_Listed records_

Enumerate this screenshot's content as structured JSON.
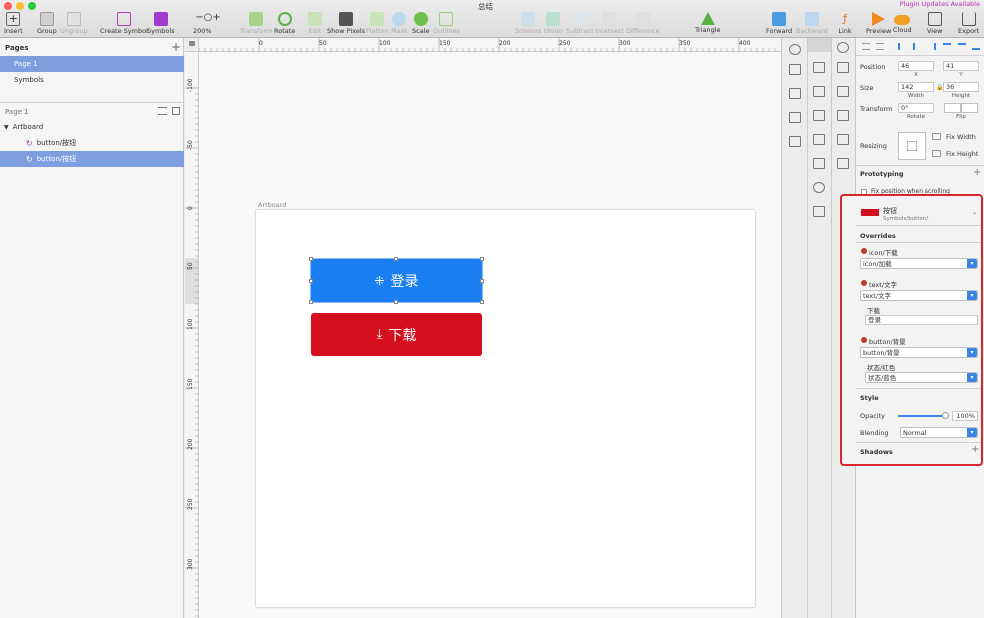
{
  "window": {
    "title": "总结",
    "plugin_updates": "Plugin Updates Available"
  },
  "toolbar": {
    "items": [
      {
        "label": "Insert",
        "enabled": true
      },
      {
        "label": "Group",
        "enabled": true
      },
      {
        "label": "Ungroup",
        "enabled": false
      },
      {
        "label": "Create Symbol",
        "enabled": true
      },
      {
        "label": "Symbols",
        "enabled": true
      },
      {
        "label": "200%",
        "enabled": true
      },
      {
        "label": "Transform",
        "enabled": false
      },
      {
        "label": "Rotate",
        "enabled": true
      },
      {
        "label": "Edit",
        "enabled": false
      },
      {
        "label": "Show Pixels",
        "enabled": true
      },
      {
        "label": "Flatten",
        "enabled": false
      },
      {
        "label": "Mask",
        "enabled": false
      },
      {
        "label": "Scale",
        "enabled": true
      },
      {
        "label": "Outlines",
        "enabled": false
      },
      {
        "label": "Scissors",
        "enabled": false
      },
      {
        "label": "Union",
        "enabled": false
      },
      {
        "label": "Subtract",
        "enabled": false
      },
      {
        "label": "Intersect",
        "enabled": false
      },
      {
        "label": "Difference",
        "enabled": false
      },
      {
        "label": "Triangle",
        "enabled": true
      },
      {
        "label": "Forward",
        "enabled": true
      },
      {
        "label": "Backward",
        "enabled": false
      },
      {
        "label": "Link",
        "enabled": true
      },
      {
        "label": "Preview",
        "enabled": true
      },
      {
        "label": "Cloud",
        "enabled": true
      },
      {
        "label": "View",
        "enabled": true
      },
      {
        "label": "Export",
        "enabled": true
      }
    ]
  },
  "pages_panel": {
    "header": "Pages",
    "add": "+",
    "pages": [
      "Page 1",
      "Symbols"
    ],
    "selected_index": 0
  },
  "layers_panel": {
    "page_header": "Page 1",
    "artboard": "Artboard",
    "layers": [
      "button/按钮",
      "button/按钮"
    ],
    "selected_index": 1
  },
  "rulers": {
    "horizontal": [
      "0",
      "50",
      "100",
      "150",
      "200",
      "250",
      "300",
      "350",
      "400"
    ],
    "vertical": [
      "-100",
      "-50",
      "0",
      "50",
      "100",
      "150",
      "200",
      "250",
      "300"
    ]
  },
  "canvas": {
    "artboard_label": "Artboard",
    "buttons": [
      {
        "icon": "loading-icon",
        "text": "登录",
        "color": "#1a7ff0"
      },
      {
        "icon": "download-icon",
        "text": "下载",
        "color": "#d4101e"
      }
    ]
  },
  "inspector": {
    "position": {
      "label": "Position",
      "x": "46",
      "y": "41",
      "x_caption": "X",
      "y_caption": "Y"
    },
    "size": {
      "label": "Size",
      "w": "142",
      "h": "36",
      "w_caption": "Width",
      "h_caption": "Height"
    },
    "transform": {
      "label": "Transform",
      "rotate": "0°",
      "rotate_caption": "Rotate",
      "flip_caption": "Flip"
    },
    "resizing": {
      "label": "Resizing",
      "fix_width": "Fix Width",
      "fix_height": "Fix Height"
    },
    "prototyping": {
      "label": "Prototyping",
      "fix_position": "Fix position when scrolling"
    },
    "symbol": {
      "name": "按钮",
      "path": "Symbols/button/",
      "swatch": "#d4101e"
    },
    "overrides": {
      "label": "Overrides",
      "groups": [
        {
          "title": "icon/下载",
          "value": "icon/加载"
        },
        {
          "title": "text/文字",
          "value": "text/文字",
          "subtitle": "下载",
          "text_value": "登录"
        },
        {
          "title": "button/背景",
          "value": "button/背景",
          "subtitle": "状态/红色",
          "sub_value": "状态/蓝色"
        }
      ]
    },
    "style": {
      "label": "Style",
      "opacity_label": "Opacity",
      "opacity_value": "100%",
      "opacity": 1.0,
      "blending_label": "Blending",
      "blending_value": "Normal"
    },
    "shadows": {
      "label": "Shadows",
      "add": "+"
    }
  },
  "colors": {
    "highlight_border": "#d9262c",
    "selection": "#7f9ee0",
    "accent_blue": "#3a84e8"
  }
}
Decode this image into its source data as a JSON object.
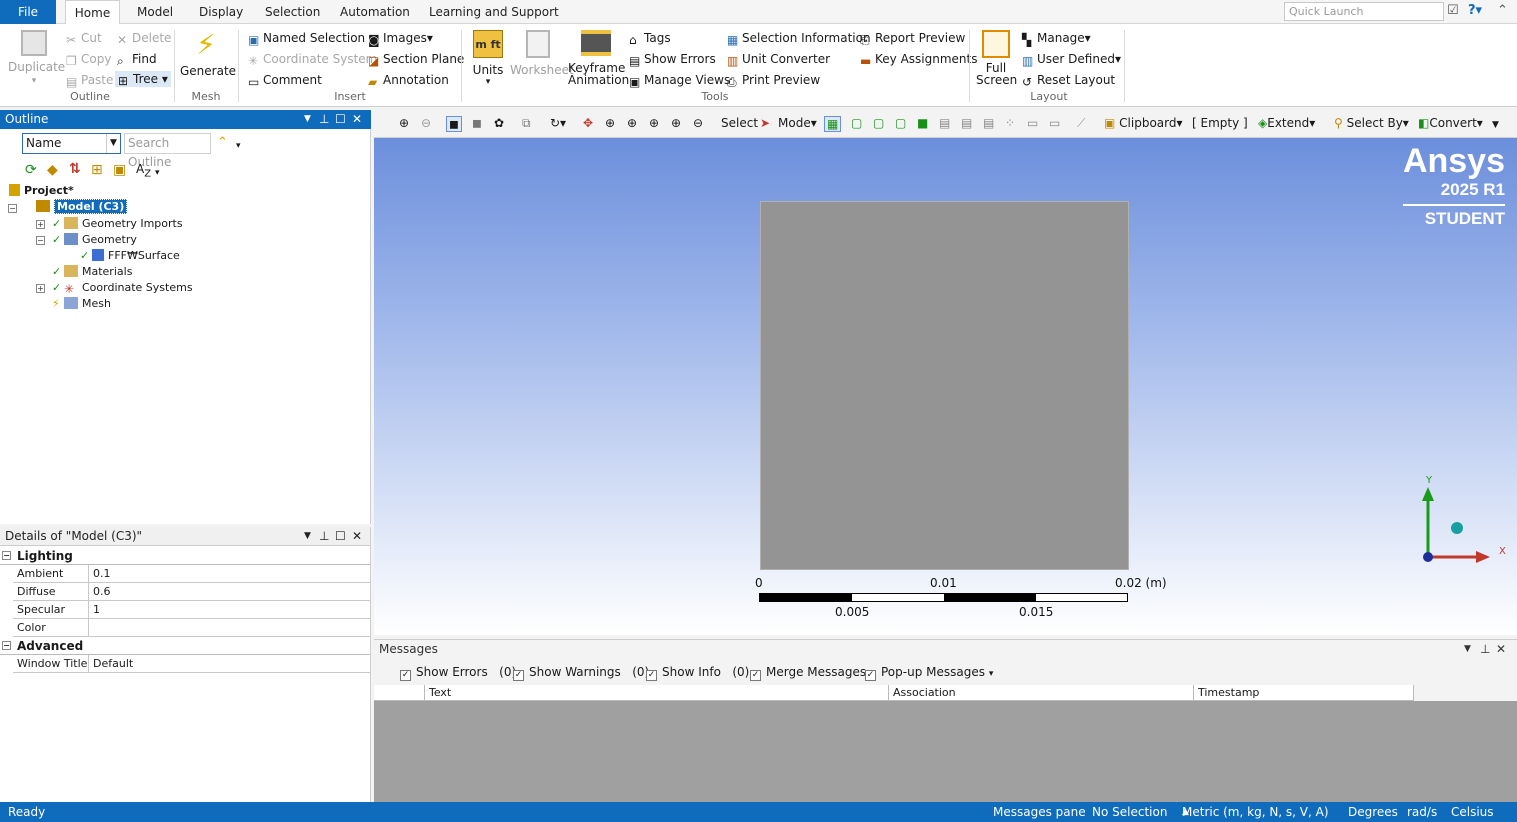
{
  "menu": {
    "file": "File",
    "tabs": [
      "Home",
      "Model",
      "Display",
      "Selection",
      "Automation",
      "Learning and Support"
    ],
    "quick_launch_placeholder": "Quick Launch"
  },
  "ribbon": {
    "outline_group": {
      "duplicate": "Duplicate",
      "cut": "Cut",
      "delete": "Delete",
      "copy": "Copy",
      "find": "Find",
      "paste": "Paste",
      "tree": "Tree",
      "label": "Outline"
    },
    "mesh_group": {
      "generate": "Generate",
      "label": "Mesh"
    },
    "insert_group": {
      "named_selection": "Named Selection",
      "images": "Images",
      "coordinate_system": "Coordinate System",
      "section_plane": "Section Plane",
      "comment": "Comment",
      "annotation": "Annotation",
      "label": "Insert"
    },
    "tools_group": {
      "units": "Units",
      "worksheet": "Worksheet",
      "keyframe_line1": "Keyframe",
      "keyframe_line2": "Animation",
      "tags": "Tags",
      "show_errors": "Show Errors",
      "manage_views": "Manage Views",
      "selection_information": "Selection Information",
      "unit_converter": "Unit Converter",
      "print_preview": "Print Preview",
      "report_preview": "Report Preview",
      "key_assignments": "Key Assignments",
      "label": "Tools"
    },
    "layout_group": {
      "full_screen_line1": "Full",
      "full_screen_line2": "Screen",
      "manage": "Manage",
      "user_defined": "User Defined",
      "reset_layout": "Reset Layout",
      "label": "Layout"
    }
  },
  "outline": {
    "title": "Outline",
    "filter_value": "Name",
    "search_placeholder": "Search Outline",
    "tree": {
      "project": "Project*",
      "model": "Model (C3)",
      "geometry_imports": "Geometry Imports",
      "geometry": "Geometry",
      "surface": "FFF₩Surface",
      "materials": "Materials",
      "coordinate_systems": "Coordinate Systems",
      "mesh": "Mesh"
    }
  },
  "details": {
    "title": "Details of \"Model (C3)\"",
    "sections": {
      "lighting": "Lighting",
      "advanced": "Advanced"
    },
    "rows": {
      "ambient": {
        "k": "Ambient",
        "v": "0.1"
      },
      "diffuse": {
        "k": "Diffuse",
        "v": "0.6"
      },
      "specular": {
        "k": "Specular",
        "v": "1"
      },
      "color": {
        "k": "Color",
        "v": ""
      },
      "window_title": {
        "k": "Window Title",
        "v": "Default"
      }
    }
  },
  "graphics_toolbar": {
    "select": "Select",
    "mode": "Mode",
    "clipboard": "Clipboard",
    "empty": "[ Empty ]",
    "extend": "Extend",
    "select_by": "Select By",
    "convert": "Convert"
  },
  "viewport": {
    "brand": "Ansys",
    "version": "2025 R1",
    "edition": "STUDENT",
    "scale_top": [
      "0",
      "0.01",
      "0.02 (m)"
    ],
    "scale_bottom": [
      "0.005",
      "0.015"
    ],
    "axis_x": "X",
    "axis_y": "Y"
  },
  "messages": {
    "title": "Messages",
    "options": {
      "show_errors": "Show Errors",
      "errors_count": "(0)",
      "show_warnings": "Show Warnings",
      "warnings_count": "(0)",
      "show_info": "Show Info",
      "info_count": "(0)",
      "merge": "Merge Messages",
      "popup": "Pop-up Messages"
    },
    "columns": {
      "text": "Text",
      "association": "Association",
      "timestamp": "Timestamp"
    }
  },
  "status": {
    "ready": "Ready",
    "messages_pane": "Messages pane",
    "selection": "No Selection",
    "units": "Metric (m, kg, N, s, V, A)",
    "angle": "Degrees",
    "rate": "rad/s",
    "temp": "Celsius"
  },
  "colors": {
    "accent": "#0f6cbd",
    "plate": "#949494",
    "bg_top": "#6c8fdc"
  }
}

_The request_
Without the pictures, extract every entry verbatim.

_Written solution_
Enumerate this screenshot's content as structured JSON.
{
  "window": {
    "title": "总结",
    "plugin_updates": "Plugin Updates Available"
  },
  "toolbar": {
    "items": [
      {
        "label": "Insert",
        "enabled": true
      },
      {
        "label": "Group",
        "enabled": true
      },
      {
        "label": "Ungroup",
        "enabled": false
      },
      {
        "label": "Create Symbol",
        "enabled": true
      },
      {
        "label": "Symbols",
        "enabled": true
      },
      {
        "label": "200%",
        "enabled": true
      },
      {
        "label": "Transform",
        "enabled": false
      },
      {
        "label": "Rotate",
        "enabled": true
      },
      {
        "label": "Edit",
        "enabled": false
      },
      {
        "label": "Show Pixels",
        "enabled": true
      },
      {
        "label": "Flatten",
        "enabled": false
      },
      {
        "label": "Mask",
        "enabled": false
      },
      {
        "label": "Scale",
        "enabled": true
      },
      {
        "label": "Outlines",
        "enabled": false
      },
      {
        "label": "Scissors",
        "enabled": false
      },
      {
        "label": "Union",
        "enabled": false
      },
      {
        "label": "Subtract",
        "enabled": false
      },
      {
        "label": "Intersect",
        "enabled": false
      },
      {
        "label": "Difference",
        "enabled": false
      },
      {
        "label": "Triangle",
        "enabled": true
      },
      {
        "label": "Forward",
        "enabled": true
      },
      {
        "label": "Backward",
        "enabled": false
      },
      {
        "label": "Link",
        "enabled": true
      },
      {
        "label": "Preview",
        "enabled": true
      },
      {
        "label": "Cloud",
        "enabled": true
      },
      {
        "label": "View",
        "enabled": true
      },
      {
        "label": "Export",
        "enabled": true
      }
    ]
  },
  "pages_panel": {
    "header": "Pages",
    "add": "+",
    "pages": [
      "Page 1",
      "Symbols"
    ],
    "selected_index": 0
  },
  "layers_panel": {
    "page_header": "Page 1",
    "artboard": "Artboard",
    "layers": [
      "button/按钮",
      "button/按钮"
    ],
    "selected_index": 1
  },
  "rulers": {
    "horizontal": [
      "0",
      "50",
      "100",
      "150",
      "200",
      "250",
      "300",
      "350",
      "400"
    ],
    "vertical": [
      "-100",
      "-50",
      "0",
      "50",
      "100",
      "150",
      "200",
      "250",
      "300"
    ]
  },
  "canvas": {
    "artboard_label": "Artboard",
    "buttons": [
      {
        "icon": "loading-icon",
        "text": "登录",
        "color": "#1a7ff0"
      },
      {
        "icon": "download-icon",
        "text": "下载",
        "color": "#d4101e"
      }
    ]
  },
  "inspector": {
    "position": {
      "label": "Position",
      "x": "46",
      "y": "41",
      "x_caption": "X",
      "y_caption": "Y"
    },
    "size": {
      "label": "Size",
      "w": "142",
      "h": "36",
      "w_caption": "Width",
      "h_caption": "Height"
    },
    "transform": {
      "label": "Transform",
      "rotate": "0°",
      "rotate_caption": "Rotate",
      "flip_caption": "Flip"
    },
    "resizing": {
      "label": "Resizing",
      "fix_width": "Fix Width",
      "fix_height": "Fix Height"
    },
    "prototyping": {
      "label": "Prototyping",
      "fix_position": "Fix position when scrolling"
    },
    "symbol": {
      "name": "按钮",
      "path": "Symbols/button/",
      "swatch": "#d4101e"
    },
    "overrides": {
      "label": "Overrides",
      "groups": [
        {
          "title": "icon/下载",
          "value": "icon/加载"
        },
        {
          "title": "text/文字",
          "value": "text/文字",
          "subtitle": "下载",
          "text_value": "登录"
        },
        {
          "title": "button/背景",
          "value": "button/背景",
          "subtitle": "状态/红色",
          "sub_value": "状态/蓝色"
        }
      ]
    },
    "style": {
      "label": "Style",
      "opacity_label": "Opacity",
      "opacity_value": "100%",
      "opacity": 1.0,
      "blending_label": "Blending",
      "blending_value": "Normal"
    },
    "shadows": {
      "label": "Shadows",
      "add": "+"
    }
  },
  "colors": {
    "highlight_border": "#d9262c",
    "selection": "#7f9ee0",
    "accent_blue": "#3a84e8"
  }
}
Decode this image into its source data as a JSON object.
{
  "menu": {
    "file": "File",
    "tabs": [
      "Home",
      "Model",
      "Display",
      "Selection",
      "Automation",
      "Learning and Support"
    ],
    "quick_launch_placeholder": "Quick Launch"
  },
  "ribbon": {
    "outline_group": {
      "duplicate": "Duplicate",
      "cut": "Cut",
      "delete": "Delete",
      "copy": "Copy",
      "find": "Find",
      "paste": "Paste",
      "tree": "Tree",
      "label": "Outline"
    },
    "mesh_group": {
      "generate": "Generate",
      "label": "Mesh"
    },
    "insert_group": {
      "named_selection": "Named Selection",
      "images": "Images",
      "coordinate_system": "Coordinate System",
      "section_plane": "Section Plane",
      "comment": "Comment",
      "annotation": "Annotation",
      "label": "Insert"
    },
    "tools_group": {
      "units": "Units",
      "worksheet": "Worksheet",
      "keyframe_line1": "Keyframe",
      "keyframe_line2": "Animation",
      "tags": "Tags",
      "show_errors": "Show Errors",
      "manage_views": "Manage Views",
      "selection_information": "Selection Information",
      "unit_converter": "Unit Converter",
      "print_preview": "Print Preview",
      "report_preview": "Report Preview",
      "key_assignments": "Key Assignments",
      "label": "Tools"
    },
    "layout_group": {
      "full_screen_line1": "Full",
      "full_screen_line2": "Screen",
      "manage": "Manage",
      "user_defined": "User Defined",
      "reset_layout": "Reset Layout",
      "label": "Layout"
    }
  },
  "outline": {
    "title": "Outline",
    "filter_value": "Name",
    "search_placeholder": "Search Outline",
    "tree": {
      "project": "Project*",
      "model": "Model (C3)",
      "geometry_imports": "Geometry Imports",
      "geometry": "Geometry",
      "surface": "FFF₩Surface",
      "materials": "Materials",
      "coordinate_systems": "Coordinate Systems",
      "mesh": "Mesh"
    }
  },
  "details": {
    "title": "Details of \"Model (C3)\"",
    "sections": {
      "lighting": "Lighting",
      "advanced": "Advanced"
    },
    "rows": {
      "ambient": {
        "k": "Ambient",
        "v": "0.1"
      },
      "diffuse": {
        "k": "Diffuse",
        "v": "0.6"
      },
      "specular": {
        "k": "Specular",
        "v": "1"
      },
      "color": {
        "k": "Color",
        "v": ""
      },
      "window_title": {
        "k": "Window Title",
        "v": "Default"
      }
    }
  },
  "graphics_toolbar": {
    "select": "Select",
    "mode": "Mode",
    "clipboard": "Clipboard",
    "empty": "[ Empty ]",
    "extend": "Extend",
    "select_by": "Select By",
    "convert": "Convert"
  },
  "viewport": {
    "brand": "Ansys",
    "version": "2025 R1",
    "edition": "STUDENT",
    "scale_top": [
      "0",
      "0.01",
      "0.02 (m)"
    ],
    "scale_bottom": [
      "0.005",
      "0.015"
    ],
    "axis_x": "X",
    "axis_y": "Y"
  },
  "messages": {
    "title": "Messages",
    "options": {
      "show_errors": "Show Errors",
      "errors_count": "(0)",
      "show_warnings": "Show Warnings",
      "warnings_count": "(0)",
      "show_info": "Show Info",
      "info_count": "(0)",
      "merge": "Merge Messages",
      "popup": "Pop-up Messages"
    },
    "columns": {
      "text": "Text",
      "association": "Association",
      "timestamp": "Timestamp"
    }
  },
  "status": {
    "ready": "Ready",
    "messages_pane": "Messages pane",
    "selection": "No Selection",
    "units": "Metric (m, kg, N, s, V, A)",
    "angle": "Degrees",
    "rate": "rad/s",
    "temp": "Celsius"
  },
  "colors": {
    "accent": "#0f6cbd",
    "plate": "#949494",
    "bg_top": "#6c8fdc"
  }
}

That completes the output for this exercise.